▶ Stated exercise
Quote the records beneath, complete and exact. Leave out images.

▶ Data to process
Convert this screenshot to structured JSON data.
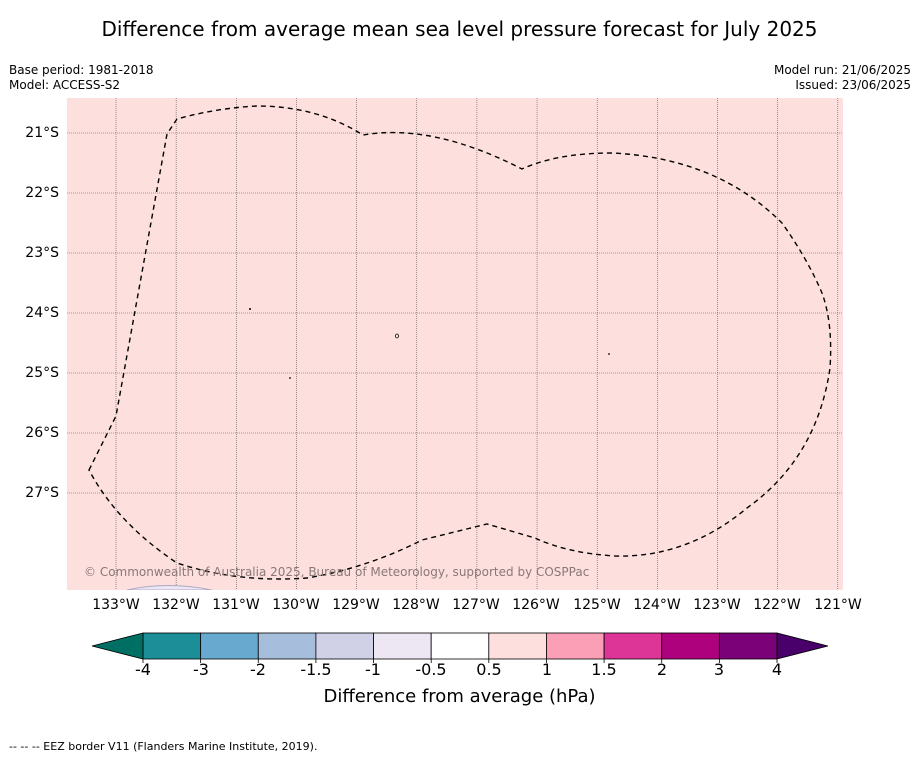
{
  "title": "Difference from average mean sea level pressure forecast for July 2025",
  "meta": {
    "base_period": "Base period: 1981-2018",
    "model": "Model: ACCESS-S2",
    "model_run": "Model run: 21/06/2025",
    "issued": "Issued: 23/06/2025"
  },
  "map": {
    "fill_color": "#fde0de",
    "latitudes": [
      "21°S",
      "22°S",
      "23°S",
      "24°S",
      "25°S",
      "26°S",
      "27°S"
    ],
    "longitudes": [
      "133°W",
      "132°W",
      "131°W",
      "130°W",
      "129°W",
      "128°W",
      "127°W",
      "126°W",
      "125°W",
      "124°W",
      "123°W",
      "122°W",
      "121°W"
    ],
    "copyright": "© Commonwealth of Australia 2025, Bureau of Meteorology, supported by COSPPac"
  },
  "colorbar": {
    "title": "Difference from average (hPa)",
    "tick_labels": [
      "-4",
      "-3",
      "-2",
      "-1.5",
      "-1",
      "-0.5",
      "0.5",
      "1",
      "1.5",
      "2",
      "3",
      "4"
    ],
    "colors": {
      "under": "#006f63",
      "bins": [
        "#1b8e98",
        "#67a9cf",
        "#a6bddb",
        "#d0d1e6",
        "#ece7f2",
        "#ffffff",
        "#fde0dd",
        "#fa9fb5",
        "#dd3497",
        "#ae017e",
        "#7a0177"
      ],
      "over": "#49006a"
    }
  },
  "footnote": "-- -- -- EEZ border V11 (Flanders Marine Institute, 2019)."
}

▶ The answer
Convert this screenshot to structured JSON data.
{
  "title": "Difference from average mean sea level pressure forecast for July 2025",
  "meta": {
    "base_period": "Base period: 1981-2018",
    "model": "Model: ACCESS-S2",
    "model_run": "Model run: 21/06/2025",
    "issued": "Issued: 23/06/2025"
  },
  "map": {
    "fill_color": "#fde0de",
    "latitudes": [
      "21°S",
      "22°S",
      "23°S",
      "24°S",
      "25°S",
      "26°S",
      "27°S"
    ],
    "longitudes": [
      "133°W",
      "132°W",
      "131°W",
      "130°W",
      "129°W",
      "128°W",
      "127°W",
      "126°W",
      "125°W",
      "124°W",
      "123°W",
      "122°W",
      "121°W"
    ],
    "copyright": "© Commonwealth of Australia 2025, Bureau of Meteorology, supported by COSPPac"
  },
  "colorbar": {
    "title": "Difference from average (hPa)",
    "tick_labels": [
      "-4",
      "-3",
      "-2",
      "-1.5",
      "-1",
      "-0.5",
      "0.5",
      "1",
      "1.5",
      "2",
      "3",
      "4"
    ],
    "colors": {
      "under": "#006f63",
      "bins": [
        "#1b8e98",
        "#67a9cf",
        "#a6bddb",
        "#d0d1e6",
        "#ece7f2",
        "#ffffff",
        "#fde0dd",
        "#fa9fb5",
        "#dd3497",
        "#ae017e",
        "#7a0177"
      ],
      "over": "#49006a"
    }
  },
  "footnote": "-- -- -- EEZ border V11 (Flanders Marine Institute, 2019)."
}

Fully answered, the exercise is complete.